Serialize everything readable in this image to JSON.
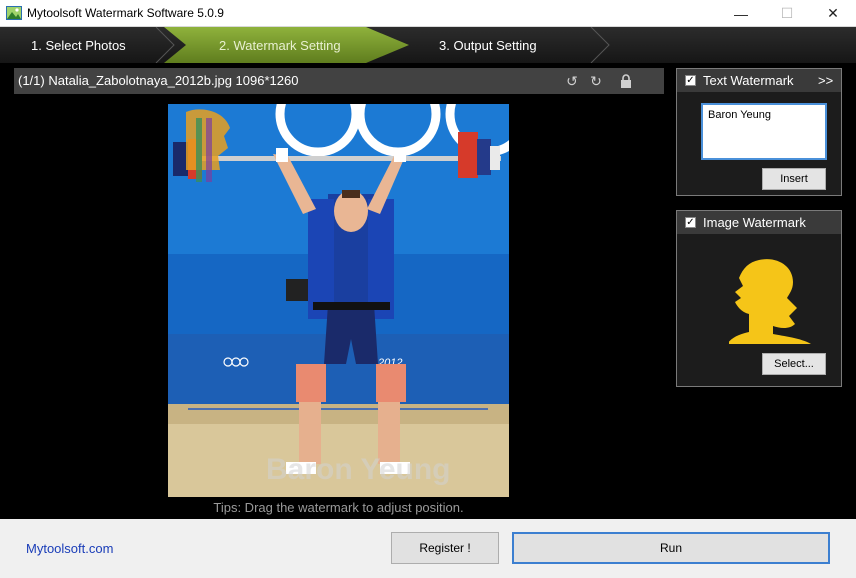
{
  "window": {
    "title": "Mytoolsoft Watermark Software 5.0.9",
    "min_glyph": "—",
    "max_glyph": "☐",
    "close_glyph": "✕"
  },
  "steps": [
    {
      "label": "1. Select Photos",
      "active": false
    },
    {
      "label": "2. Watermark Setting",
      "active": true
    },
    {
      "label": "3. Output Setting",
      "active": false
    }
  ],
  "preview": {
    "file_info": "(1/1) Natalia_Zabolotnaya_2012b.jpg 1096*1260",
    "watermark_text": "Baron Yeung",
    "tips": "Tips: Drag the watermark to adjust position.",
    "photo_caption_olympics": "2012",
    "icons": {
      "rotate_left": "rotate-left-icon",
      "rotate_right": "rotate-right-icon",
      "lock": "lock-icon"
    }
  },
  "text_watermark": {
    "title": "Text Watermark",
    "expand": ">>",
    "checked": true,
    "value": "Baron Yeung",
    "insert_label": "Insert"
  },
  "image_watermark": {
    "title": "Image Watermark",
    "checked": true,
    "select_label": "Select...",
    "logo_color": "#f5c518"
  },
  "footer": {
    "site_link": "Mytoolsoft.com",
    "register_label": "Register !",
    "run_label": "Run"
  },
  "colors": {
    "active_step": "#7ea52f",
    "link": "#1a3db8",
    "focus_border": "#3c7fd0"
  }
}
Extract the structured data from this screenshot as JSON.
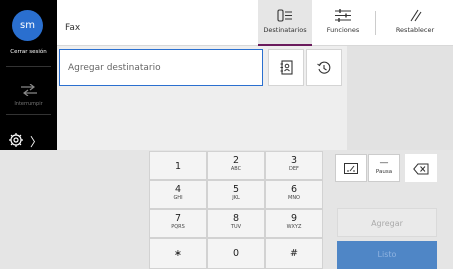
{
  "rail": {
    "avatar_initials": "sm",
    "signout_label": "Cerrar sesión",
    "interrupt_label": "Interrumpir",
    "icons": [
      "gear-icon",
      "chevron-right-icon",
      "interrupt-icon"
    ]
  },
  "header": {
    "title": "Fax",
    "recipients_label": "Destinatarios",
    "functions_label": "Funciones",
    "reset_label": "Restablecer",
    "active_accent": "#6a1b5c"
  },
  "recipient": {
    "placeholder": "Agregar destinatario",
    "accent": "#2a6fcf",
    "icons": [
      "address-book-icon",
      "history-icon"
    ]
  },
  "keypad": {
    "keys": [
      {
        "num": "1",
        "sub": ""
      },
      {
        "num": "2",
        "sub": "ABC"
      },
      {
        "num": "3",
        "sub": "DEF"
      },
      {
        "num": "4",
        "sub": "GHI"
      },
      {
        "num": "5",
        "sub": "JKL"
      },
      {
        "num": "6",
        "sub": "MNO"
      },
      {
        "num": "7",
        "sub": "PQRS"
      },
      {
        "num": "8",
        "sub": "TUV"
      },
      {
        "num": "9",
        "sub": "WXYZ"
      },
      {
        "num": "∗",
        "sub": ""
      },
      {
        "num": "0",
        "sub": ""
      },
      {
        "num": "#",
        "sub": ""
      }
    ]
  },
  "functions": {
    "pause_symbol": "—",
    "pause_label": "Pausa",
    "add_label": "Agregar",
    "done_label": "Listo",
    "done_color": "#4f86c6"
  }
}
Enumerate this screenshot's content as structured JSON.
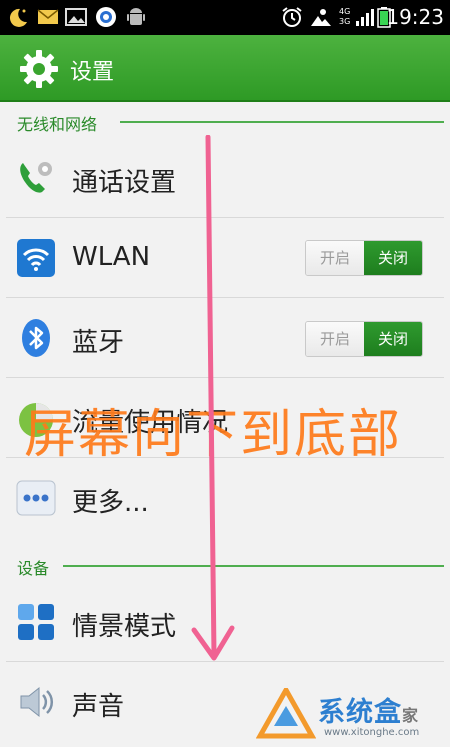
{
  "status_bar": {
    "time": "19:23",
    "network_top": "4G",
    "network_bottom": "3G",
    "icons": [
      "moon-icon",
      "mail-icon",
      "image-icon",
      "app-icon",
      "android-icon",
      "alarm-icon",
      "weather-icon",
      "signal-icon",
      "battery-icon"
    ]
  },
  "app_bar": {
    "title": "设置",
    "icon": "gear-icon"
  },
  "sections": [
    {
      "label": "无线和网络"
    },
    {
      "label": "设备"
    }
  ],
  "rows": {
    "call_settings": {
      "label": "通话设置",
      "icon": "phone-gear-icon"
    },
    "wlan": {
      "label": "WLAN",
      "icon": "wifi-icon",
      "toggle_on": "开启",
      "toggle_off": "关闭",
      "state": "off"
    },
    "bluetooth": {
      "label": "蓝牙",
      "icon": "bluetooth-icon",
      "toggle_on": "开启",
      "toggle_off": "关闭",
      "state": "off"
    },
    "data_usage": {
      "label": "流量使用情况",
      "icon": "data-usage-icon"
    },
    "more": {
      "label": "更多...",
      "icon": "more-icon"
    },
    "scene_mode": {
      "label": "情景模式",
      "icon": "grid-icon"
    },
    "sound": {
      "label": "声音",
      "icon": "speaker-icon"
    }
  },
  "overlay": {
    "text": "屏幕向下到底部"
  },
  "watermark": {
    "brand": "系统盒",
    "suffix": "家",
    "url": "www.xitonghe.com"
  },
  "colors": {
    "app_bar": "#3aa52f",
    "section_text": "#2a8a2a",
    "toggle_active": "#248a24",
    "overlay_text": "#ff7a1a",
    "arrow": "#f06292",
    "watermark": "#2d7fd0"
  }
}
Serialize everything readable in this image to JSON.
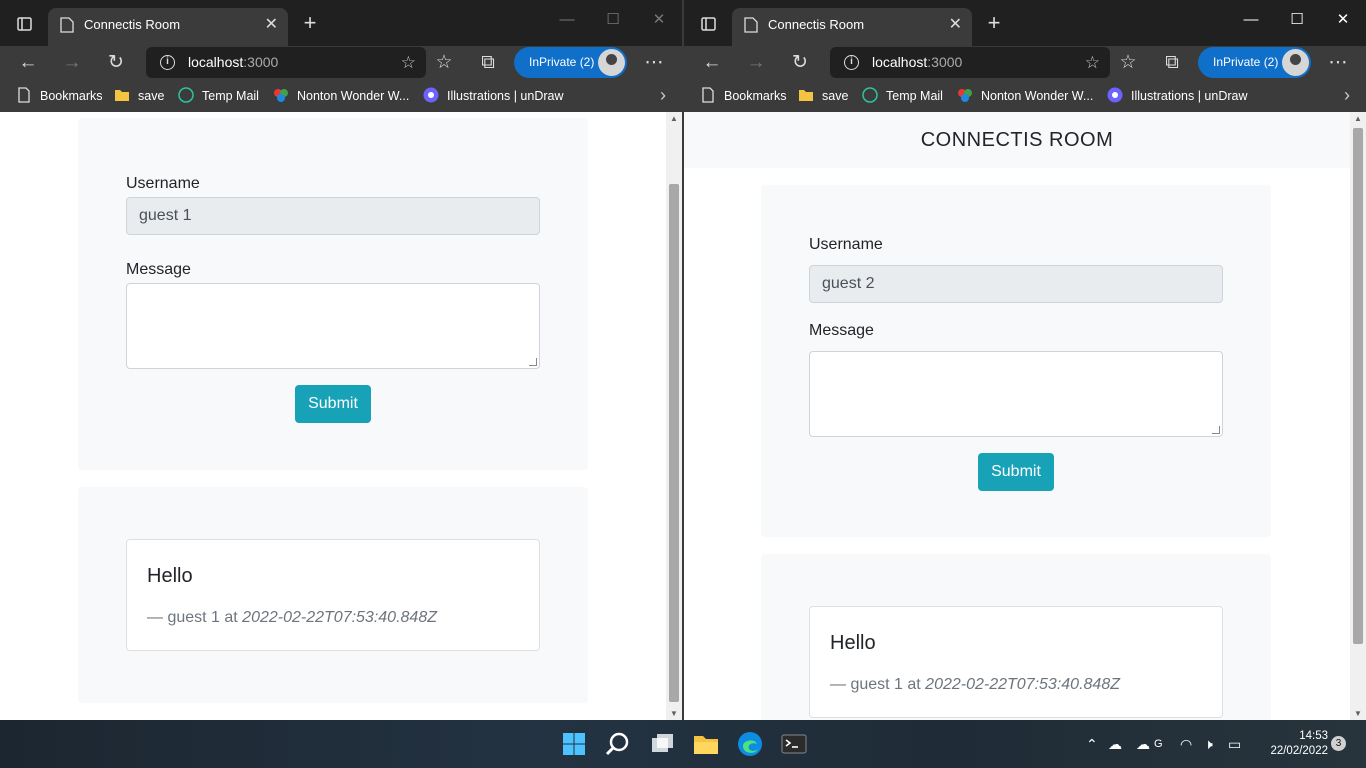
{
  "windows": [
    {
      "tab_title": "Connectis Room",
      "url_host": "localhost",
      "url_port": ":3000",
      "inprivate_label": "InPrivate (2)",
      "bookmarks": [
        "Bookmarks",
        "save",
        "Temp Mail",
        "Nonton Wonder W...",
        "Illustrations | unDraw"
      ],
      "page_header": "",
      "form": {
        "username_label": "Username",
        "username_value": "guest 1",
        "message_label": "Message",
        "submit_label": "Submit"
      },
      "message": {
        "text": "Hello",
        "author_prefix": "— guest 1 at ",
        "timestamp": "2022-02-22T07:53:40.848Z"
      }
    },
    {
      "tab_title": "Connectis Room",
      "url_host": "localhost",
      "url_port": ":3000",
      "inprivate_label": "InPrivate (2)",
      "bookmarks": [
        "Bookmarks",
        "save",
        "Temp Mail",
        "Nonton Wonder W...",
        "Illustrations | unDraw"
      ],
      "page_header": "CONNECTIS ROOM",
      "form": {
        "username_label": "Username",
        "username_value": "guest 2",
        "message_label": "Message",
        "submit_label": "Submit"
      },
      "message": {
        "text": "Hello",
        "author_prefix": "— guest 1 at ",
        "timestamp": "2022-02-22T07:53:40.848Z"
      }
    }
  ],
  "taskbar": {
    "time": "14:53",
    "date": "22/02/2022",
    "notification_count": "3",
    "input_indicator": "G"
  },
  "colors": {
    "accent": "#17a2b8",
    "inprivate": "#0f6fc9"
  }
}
===============
What the task asks = Leaving the pictures aside, transcribe the entire listing exactly.

Final answer =
Serialize everything readable in this image to JSON.
{
  "window": {
    "title": "Mytoolsoft Watermark Software 5.0.9",
    "min_glyph": "—",
    "max_glyph": "☐",
    "close_glyph": "✕"
  },
  "steps": [
    {
      "label": "1. Select Photos",
      "active": false
    },
    {
      "label": "2. Watermark Setting",
      "active": true
    },
    {
      "label": "3. Output Setting",
      "active": false
    }
  ],
  "preview": {
    "file_info": "(1/1) Natalia_Zabolotnaya_2012b.jpg 1096*1260",
    "watermark_text": "Baron Yeung",
    "tips": "Tips: Drag the watermark to adjust position.",
    "photo_caption_olympics": "2012",
    "icons": {
      "rotate_left": "rotate-left-icon",
      "rotate_right": "rotate-right-icon",
      "lock": "lock-icon"
    }
  },
  "text_watermark": {
    "title": "Text Watermark",
    "expand": ">>",
    "checked": true,
    "value": "Baron Yeung",
    "insert_label": "Insert"
  },
  "image_watermark": {
    "title": "Image Watermark",
    "checked": true,
    "select_label": "Select...",
    "logo_color": "#f5c518"
  },
  "footer": {
    "site_link": "Mytoolsoft.com",
    "register_label": "Register !",
    "run_label": "Run"
  },
  "colors": {
    "active_step": "#7ea52f",
    "link": "#1a3db8",
    "focus_border": "#3c7fd0"
  }
}
Extract the structured data from this screenshot as JSON.
{
  "rail": {
    "avatar_initials": "sm",
    "signout_label": "Cerrar sesión",
    "interrupt_label": "Interrumpir",
    "icons": [
      "gear-icon",
      "chevron-right-icon",
      "interrupt-icon"
    ]
  },
  "header": {
    "title": "Fax",
    "recipients_label": "Destinatarios",
    "functions_label": "Funciones",
    "reset_label": "Restablecer",
    "active_accent": "#6a1b5c"
  },
  "recipient": {
    "placeholder": "Agregar destinatario",
    "accent": "#2a6fcf",
    "icons": [
      "address-book-icon",
      "history-icon"
    ]
  },
  "keypad": {
    "keys": [
      {
        "num": "1",
        "sub": ""
      },
      {
        "num": "2",
        "sub": "ABC"
      },
      {
        "num": "3",
        "sub": "DEF"
      },
      {
        "num": "4",
        "sub": "GHI"
      },
      {
        "num": "5",
        "sub": "JKL"
      },
      {
        "num": "6",
        "sub": "MNO"
      },
      {
        "num": "7",
        "sub": "PQRS"
      },
      {
        "num": "8",
        "sub": "TUV"
      },
      {
        "num": "9",
        "sub": "WXYZ"
      },
      {
        "num": "∗",
        "sub": ""
      },
      {
        "num": "0",
        "sub": ""
      },
      {
        "num": "#",
        "sub": ""
      }
    ]
  },
  "functions": {
    "pause_symbol": "—",
    "pause_label": "Pausa",
    "add_label": "Agregar",
    "done_label": "Listo",
    "done_color": "#4f86c6"
  }
}
Enumerate this screenshot's content as structured JSON.
{
  "status_bar": {
    "time": "19:23",
    "network_top": "4G",
    "network_bottom": "3G",
    "icons": [
      "moon-icon",
      "mail-icon",
      "image-icon",
      "app-icon",
      "android-icon",
      "alarm-icon",
      "weather-icon",
      "signal-icon",
      "battery-icon"
    ]
  },
  "app_bar": {
    "title": "设置",
    "icon": "gear-icon"
  },
  "sections": [
    {
      "label": "无线和网络"
    },
    {
      "label": "设备"
    }
  ],
  "rows": {
    "call_settings": {
      "label": "通话设置",
      "icon": "phone-gear-icon"
    },
    "wlan": {
      "label": "WLAN",
      "icon": "wifi-icon",
      "toggle_on": "开启",
      "toggle_off": "关闭",
      "state": "off"
    },
    "bluetooth": {
      "label": "蓝牙",
      "icon": "bluetooth-icon",
      "toggle_on": "开启",
      "toggle_off": "关闭",
      "state": "off"
    },
    "data_usage": {
      "label": "流量使用情况",
      "icon": "data-usage-icon"
    },
    "more": {
      "label": "更多...",
      "icon": "more-icon"
    },
    "scene_mode": {
      "label": "情景模式",
      "icon": "grid-icon"
    },
    "sound": {
      "label": "声音",
      "icon": "speaker-icon"
    }
  },
  "overlay": {
    "text": "屏幕向下到底部"
  },
  "watermark": {
    "brand": "系统盒",
    "suffix": "家",
    "url": "www.xitonghe.com"
  },
  "colors": {
    "app_bar": "#3aa52f",
    "section_text": "#2a8a2a",
    "toggle_active": "#248a24",
    "overlay_text": "#ff7a1a",
    "arrow": "#f06292",
    "watermark": "#2d7fd0"
  }
}
Serialize everything readable in this image to JSON.
{
  "windows": [
    {
      "tab_title": "Connectis Room",
      "url_host": "localhost",
      "url_port": ":3000",
      "inprivate_label": "InPrivate (2)",
      "bookmarks": [
        "Bookmarks",
        "save",
        "Temp Mail",
        "Nonton Wonder W...",
        "Illustrations | unDraw"
      ],
      "page_header": "",
      "form": {
        "username_label": "Username",
        "username_value": "guest 1",
        "message_label": "Message",
        "submit_label": "Submit"
      },
      "message": {
        "text": "Hello",
        "author_prefix": "— guest 1 at ",
        "timestamp": "2022-02-22T07:53:40.848Z"
      }
    },
    {
      "tab_title": "Connectis Room",
      "url_host": "localhost",
      "url_port": ":3000",
      "inprivate_label": "InPrivate (2)",
      "bookmarks": [
        "Bookmarks",
        "save",
        "Temp Mail",
        "Nonton Wonder W...",
        "Illustrations | unDraw"
      ],
      "page_header": "CONNECTIS ROOM",
      "form": {
        "username_label": "Username",
        "username_value": "guest 2",
        "message_label": "Message",
        "submit_label": "Submit"
      },
      "message": {
        "text": "Hello",
        "author_prefix": "— guest 1 at ",
        "timestamp": "2022-02-22T07:53:40.848Z"
      }
    }
  ],
  "taskbar": {
    "time": "14:53",
    "date": "22/02/2022",
    "notification_count": "3",
    "input_indicator": "G"
  },
  "colors": {
    "accent": "#17a2b8",
    "inprivate": "#0f6fc9"
  }
}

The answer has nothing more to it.